==== Material provided ====

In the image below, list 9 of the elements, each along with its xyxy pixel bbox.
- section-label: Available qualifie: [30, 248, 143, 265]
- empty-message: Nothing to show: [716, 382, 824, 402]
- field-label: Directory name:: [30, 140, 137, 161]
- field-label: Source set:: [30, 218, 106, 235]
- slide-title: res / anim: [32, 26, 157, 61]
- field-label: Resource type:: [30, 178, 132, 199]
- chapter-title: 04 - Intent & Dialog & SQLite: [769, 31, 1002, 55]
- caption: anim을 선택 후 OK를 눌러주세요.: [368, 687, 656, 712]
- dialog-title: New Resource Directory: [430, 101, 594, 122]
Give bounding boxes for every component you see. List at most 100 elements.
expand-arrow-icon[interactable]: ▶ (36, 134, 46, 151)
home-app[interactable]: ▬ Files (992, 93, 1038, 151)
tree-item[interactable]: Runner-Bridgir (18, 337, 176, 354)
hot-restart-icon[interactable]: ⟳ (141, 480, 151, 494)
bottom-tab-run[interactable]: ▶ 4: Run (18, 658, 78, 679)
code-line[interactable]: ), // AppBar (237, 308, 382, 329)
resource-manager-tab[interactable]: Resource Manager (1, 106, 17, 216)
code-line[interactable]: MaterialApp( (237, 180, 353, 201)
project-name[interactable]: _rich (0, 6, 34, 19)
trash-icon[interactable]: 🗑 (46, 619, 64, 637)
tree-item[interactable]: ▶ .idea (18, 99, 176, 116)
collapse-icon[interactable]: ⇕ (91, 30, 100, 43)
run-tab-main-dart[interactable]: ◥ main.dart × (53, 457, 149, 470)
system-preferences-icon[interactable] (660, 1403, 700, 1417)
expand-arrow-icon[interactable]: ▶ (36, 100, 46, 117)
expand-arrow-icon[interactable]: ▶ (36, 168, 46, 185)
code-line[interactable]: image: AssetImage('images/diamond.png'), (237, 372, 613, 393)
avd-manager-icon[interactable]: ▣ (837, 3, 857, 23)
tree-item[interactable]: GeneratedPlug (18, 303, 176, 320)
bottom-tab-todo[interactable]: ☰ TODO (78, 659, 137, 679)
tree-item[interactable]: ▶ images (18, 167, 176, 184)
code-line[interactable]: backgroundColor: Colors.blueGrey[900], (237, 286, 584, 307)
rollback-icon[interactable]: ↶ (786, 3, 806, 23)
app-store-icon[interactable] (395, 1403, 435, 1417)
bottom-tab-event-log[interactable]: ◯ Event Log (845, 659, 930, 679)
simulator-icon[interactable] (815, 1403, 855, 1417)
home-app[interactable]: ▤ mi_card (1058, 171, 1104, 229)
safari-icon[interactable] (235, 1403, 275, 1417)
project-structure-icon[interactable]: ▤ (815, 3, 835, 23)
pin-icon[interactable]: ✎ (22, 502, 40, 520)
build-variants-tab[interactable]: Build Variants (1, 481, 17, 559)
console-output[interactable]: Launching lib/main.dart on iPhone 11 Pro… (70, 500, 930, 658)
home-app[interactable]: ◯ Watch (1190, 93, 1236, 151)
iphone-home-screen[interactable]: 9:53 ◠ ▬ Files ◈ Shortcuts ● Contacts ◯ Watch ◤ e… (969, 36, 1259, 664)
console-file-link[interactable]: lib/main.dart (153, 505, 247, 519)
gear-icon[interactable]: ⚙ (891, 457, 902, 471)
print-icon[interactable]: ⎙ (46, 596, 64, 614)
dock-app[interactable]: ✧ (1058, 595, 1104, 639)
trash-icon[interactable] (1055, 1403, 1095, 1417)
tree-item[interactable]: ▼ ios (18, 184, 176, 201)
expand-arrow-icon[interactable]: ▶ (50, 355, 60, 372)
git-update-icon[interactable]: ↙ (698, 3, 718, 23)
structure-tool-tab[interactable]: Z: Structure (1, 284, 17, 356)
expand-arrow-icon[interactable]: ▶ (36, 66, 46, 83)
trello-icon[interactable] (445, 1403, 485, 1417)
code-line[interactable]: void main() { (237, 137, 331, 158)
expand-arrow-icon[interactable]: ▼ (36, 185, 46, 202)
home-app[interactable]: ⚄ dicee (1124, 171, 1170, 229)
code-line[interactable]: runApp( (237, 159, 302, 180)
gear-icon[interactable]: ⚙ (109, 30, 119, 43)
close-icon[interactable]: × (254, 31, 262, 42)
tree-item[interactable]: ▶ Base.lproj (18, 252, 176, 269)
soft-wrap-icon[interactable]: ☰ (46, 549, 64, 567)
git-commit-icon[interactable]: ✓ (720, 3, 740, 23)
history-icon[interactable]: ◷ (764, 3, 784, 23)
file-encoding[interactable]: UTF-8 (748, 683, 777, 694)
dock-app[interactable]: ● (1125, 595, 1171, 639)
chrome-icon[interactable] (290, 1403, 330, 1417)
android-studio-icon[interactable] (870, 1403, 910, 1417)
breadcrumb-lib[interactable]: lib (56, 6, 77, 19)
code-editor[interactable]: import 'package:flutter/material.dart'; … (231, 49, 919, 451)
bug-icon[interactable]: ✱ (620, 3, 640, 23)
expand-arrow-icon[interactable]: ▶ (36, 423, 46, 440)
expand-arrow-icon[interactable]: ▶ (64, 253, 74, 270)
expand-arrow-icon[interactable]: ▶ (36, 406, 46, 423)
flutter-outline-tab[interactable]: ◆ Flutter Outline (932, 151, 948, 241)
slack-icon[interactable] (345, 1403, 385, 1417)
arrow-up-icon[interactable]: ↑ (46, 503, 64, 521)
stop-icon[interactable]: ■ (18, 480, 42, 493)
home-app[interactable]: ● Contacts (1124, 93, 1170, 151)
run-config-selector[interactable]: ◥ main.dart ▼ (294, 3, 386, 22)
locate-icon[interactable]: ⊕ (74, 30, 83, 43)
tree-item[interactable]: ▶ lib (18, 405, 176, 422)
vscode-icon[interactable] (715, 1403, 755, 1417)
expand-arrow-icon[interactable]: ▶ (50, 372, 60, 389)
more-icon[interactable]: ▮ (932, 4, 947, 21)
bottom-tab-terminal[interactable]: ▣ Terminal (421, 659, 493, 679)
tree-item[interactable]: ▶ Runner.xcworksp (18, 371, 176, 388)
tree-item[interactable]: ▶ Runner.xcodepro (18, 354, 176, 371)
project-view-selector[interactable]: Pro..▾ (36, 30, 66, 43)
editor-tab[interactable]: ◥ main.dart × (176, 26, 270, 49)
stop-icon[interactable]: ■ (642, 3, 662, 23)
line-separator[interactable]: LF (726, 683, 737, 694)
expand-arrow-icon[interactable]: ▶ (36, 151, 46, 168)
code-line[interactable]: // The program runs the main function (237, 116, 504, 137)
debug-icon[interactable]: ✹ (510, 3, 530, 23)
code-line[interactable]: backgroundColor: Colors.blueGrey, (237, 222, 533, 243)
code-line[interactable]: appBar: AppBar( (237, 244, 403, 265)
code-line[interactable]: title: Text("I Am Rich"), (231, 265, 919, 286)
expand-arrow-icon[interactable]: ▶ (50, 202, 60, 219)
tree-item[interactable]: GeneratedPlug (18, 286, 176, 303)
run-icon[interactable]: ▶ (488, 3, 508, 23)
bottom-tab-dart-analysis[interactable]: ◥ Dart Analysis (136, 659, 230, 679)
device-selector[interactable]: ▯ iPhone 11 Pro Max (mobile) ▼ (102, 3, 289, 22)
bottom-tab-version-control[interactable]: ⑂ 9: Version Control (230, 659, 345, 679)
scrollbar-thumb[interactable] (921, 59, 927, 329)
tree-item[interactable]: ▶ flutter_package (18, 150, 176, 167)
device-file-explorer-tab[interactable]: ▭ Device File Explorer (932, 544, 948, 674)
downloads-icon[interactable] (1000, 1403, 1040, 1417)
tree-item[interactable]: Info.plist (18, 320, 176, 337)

====

What the exercise asks: Reproduce every line of the records above with no alterations.

Finished exercise:
In the image below, list 9 of the elements, each along with its xyxy pixel bbox.
- section-label: Available qualifie: [30, 248, 143, 265]
- empty-message: Nothing to show: [716, 382, 824, 402]
- field-label: Directory name:: [30, 140, 137, 161]
- field-label: Source set:: [30, 218, 106, 235]
- slide-title: res / anim: [32, 26, 157, 61]
- field-label: Resource type:: [30, 178, 132, 199]
- chapter-title: 04 - Intent & Dialog & SQLite: [769, 31, 1002, 55]
- caption: anim을 선택 후 OK를 눌러주세요.: [368, 687, 656, 712]
- dialog-title: New Resource Directory: [430, 101, 594, 122]
Give bounding boxes for every component you see. List at most 100 elements.
expand-arrow-icon[interactable]: ▶ (36, 134, 46, 151)
home-app[interactable]: ▬ Files (992, 93, 1038, 151)
tree-item[interactable]: Runner-Bridgir (18, 337, 176, 354)
hot-restart-icon[interactable]: ⟳ (141, 480, 151, 494)
bottom-tab-run[interactable]: ▶ 4: Run (18, 658, 78, 679)
code-line[interactable]: ), // AppBar (237, 308, 382, 329)
resource-manager-tab[interactable]: Resource Manager (1, 106, 17, 216)
code-line[interactable]: MaterialApp( (237, 180, 353, 201)
project-name[interactable]: _rich (0, 6, 34, 19)
trash-icon[interactable]: 🗑 (46, 619, 64, 637)
tree-item[interactable]: ▶ .idea (18, 99, 176, 116)
collapse-icon[interactable]: ⇕ (91, 30, 100, 43)
run-tab-main-dart[interactable]: ◥ main.dart × (53, 457, 149, 470)
system-preferences-icon[interactable] (660, 1403, 700, 1417)
expand-arrow-icon[interactable]: ▶ (36, 100, 46, 117)
expand-arrow-icon[interactable]: ▶ (36, 168, 46, 185)
code-line[interactable]: image: AssetImage('images/diamond.png'), (237, 372, 613, 393)
avd-manager-icon[interactable]: ▣ (837, 3, 857, 23)
tree-item[interactable]: GeneratedPlug (18, 303, 176, 320)
bottom-tab-todo[interactable]: ☰ TODO (78, 659, 137, 679)
tree-item[interactable]: ▶ images (18, 167, 176, 184)
code-line[interactable]: backgroundColor: Colors.blueGrey[900], (237, 286, 584, 307)
rollback-icon[interactable]: ↶ (786, 3, 806, 23)
app-store-icon[interactable] (395, 1403, 435, 1417)
bottom-tab-event-log[interactable]: ◯ Event Log (845, 659, 930, 679)
simulator-icon[interactable] (815, 1403, 855, 1417)
home-app[interactable]: ▤ mi_card (1058, 171, 1104, 229)
safari-icon[interactable] (235, 1403, 275, 1417)
project-structure-icon[interactable]: ▤ (815, 3, 835, 23)
pin-icon[interactable]: ✎ (22, 502, 40, 520)
build-variants-tab[interactable]: Build Variants (1, 481, 17, 559)
console-output[interactable]: Launching lib/main.dart on iPhone 11 Pro… (70, 500, 930, 658)
home-app[interactable]: ◯ Watch (1190, 93, 1236, 151)
iphone-home-screen[interactable]: 9:53 ◠ ▬ Files ◈ Shortcuts ● Contacts ◯ Watch ◤ e… (969, 36, 1259, 664)
console-file-link[interactable]: lib/main.dart (153, 505, 247, 519)
gear-icon[interactable]: ⚙ (891, 457, 902, 471)
print-icon[interactable]: ⎙ (46, 596, 64, 614)
dock-app[interactable]: ✧ (1058, 595, 1104, 639)
trash-icon[interactable] (1055, 1403, 1095, 1417)
tree-item[interactable]: ▼ ios (18, 184, 176, 201)
expand-arrow-icon[interactable]: ▶ (50, 355, 60, 372)
git-update-icon[interactable]: ↙ (698, 3, 718, 23)
structure-tool-tab[interactable]: Z: Structure (1, 284, 17, 356)
expand-arrow-icon[interactable]: ▶ (36, 66, 46, 83)
trello-icon[interactable] (445, 1403, 485, 1417)
code-line[interactable]: void main() { (237, 137, 331, 158)
expand-arrow-icon[interactable]: ▼ (36, 185, 46, 202)
home-app[interactable]: ⚄ dicee (1124, 171, 1170, 229)
code-line[interactable]: runApp( (237, 159, 302, 180)
gear-icon[interactable]: ⚙ (109, 30, 119, 43)
close-icon[interactable]: × (254, 31, 262, 42)
tree-item[interactable]: ▶ Base.lproj (18, 252, 176, 269)
soft-wrap-icon[interactable]: ☰ (46, 549, 64, 567)
git-commit-icon[interactable]: ✓ (720, 3, 740, 23)
history-icon[interactable]: ◷ (764, 3, 784, 23)
file-encoding[interactable]: UTF-8 (748, 683, 777, 694)
dock-app[interactable]: ● (1125, 595, 1171, 639)
chrome-icon[interactable] (290, 1403, 330, 1417)
android-studio-icon[interactable] (870, 1403, 910, 1417)
breadcrumb-lib[interactable]: lib (56, 6, 77, 19)
code-editor[interactable]: import 'package:flutter/material.dart'; … (231, 49, 919, 451)
bug-icon[interactable]: ✱ (620, 3, 640, 23)
expand-arrow-icon[interactable]: ▶ (36, 423, 46, 440)
expand-arrow-icon[interactable]: ▶ (64, 253, 74, 270)
expand-arrow-icon[interactable]: ▶ (36, 406, 46, 423)
flutter-outline-tab[interactable]: ◆ Flutter Outline (932, 151, 948, 241)
slack-icon[interactable] (345, 1403, 385, 1417)
arrow-up-icon[interactable]: ↑ (46, 503, 64, 521)
stop-icon[interactable]: ■ (18, 480, 42, 493)
home-app[interactable]: ● Contacts (1124, 93, 1170, 151)
run-config-selector[interactable]: ◥ main.dart ▼ (294, 3, 386, 22)
locate-icon[interactable]: ⊕ (74, 30, 83, 43)
tree-item[interactable]: ▶ lib (18, 405, 176, 422)
vscode-icon[interactable] (715, 1403, 755, 1417)
expand-arrow-icon[interactable]: ▶ (50, 372, 60, 389)
more-icon[interactable]: ▮ (932, 4, 947, 21)
bottom-tab-terminal[interactable]: ▣ Terminal (421, 659, 493, 679)
tree-item[interactable]: ▶ Runner.xcworksp (18, 371, 176, 388)
tree-item[interactable]: ▶ Runner.xcodepro (18, 354, 176, 371)
project-view-selector[interactable]: Pro..▾ (36, 30, 66, 43)
editor-tab[interactable]: ◥ main.dart × (176, 26, 270, 49)
stop-icon[interactable]: ■ (642, 3, 662, 23)
line-separator[interactable]: LF (726, 683, 737, 694)
expand-arrow-icon[interactable]: ▶ (36, 151, 46, 168)
code-line[interactable]: // The program runs the main function (237, 116, 504, 137)
debug-icon[interactable]: ✹ (510, 3, 530, 23)
code-line[interactable]: backgroundColor: Colors.blueGrey, (237, 222, 533, 243)
code-line[interactable]: appBar: AppBar( (237, 244, 403, 265)
code-line[interactable]: title: Text("I Am Rich"), (231, 265, 919, 286)
expand-arrow-icon[interactable]: ▶ (50, 202, 60, 219)
tree-item[interactable]: GeneratedPlug (18, 286, 176, 303)
run-icon[interactable]: ▶ (488, 3, 508, 23)
bottom-tab-dart-analysis[interactable]: ◥ Dart Analysis (136, 659, 230, 679)
device-selector[interactable]: ▯ iPhone 11 Pro Max (mobile) ▼ (102, 3, 289, 22)
bottom-tab-version-control[interactable]: ⑂ 9: Version Control (230, 659, 345, 679)
scrollbar-thumb[interactable] (921, 59, 927, 329)
tree-item[interactable]: ▶ flutter_package (18, 150, 176, 167)
device-file-explorer-tab[interactable]: ▭ Device File Explorer (932, 544, 948, 674)
downloads-icon[interactable] (1000, 1403, 1040, 1417)
tree-item[interactable]: Info.plist (18, 320, 176, 337)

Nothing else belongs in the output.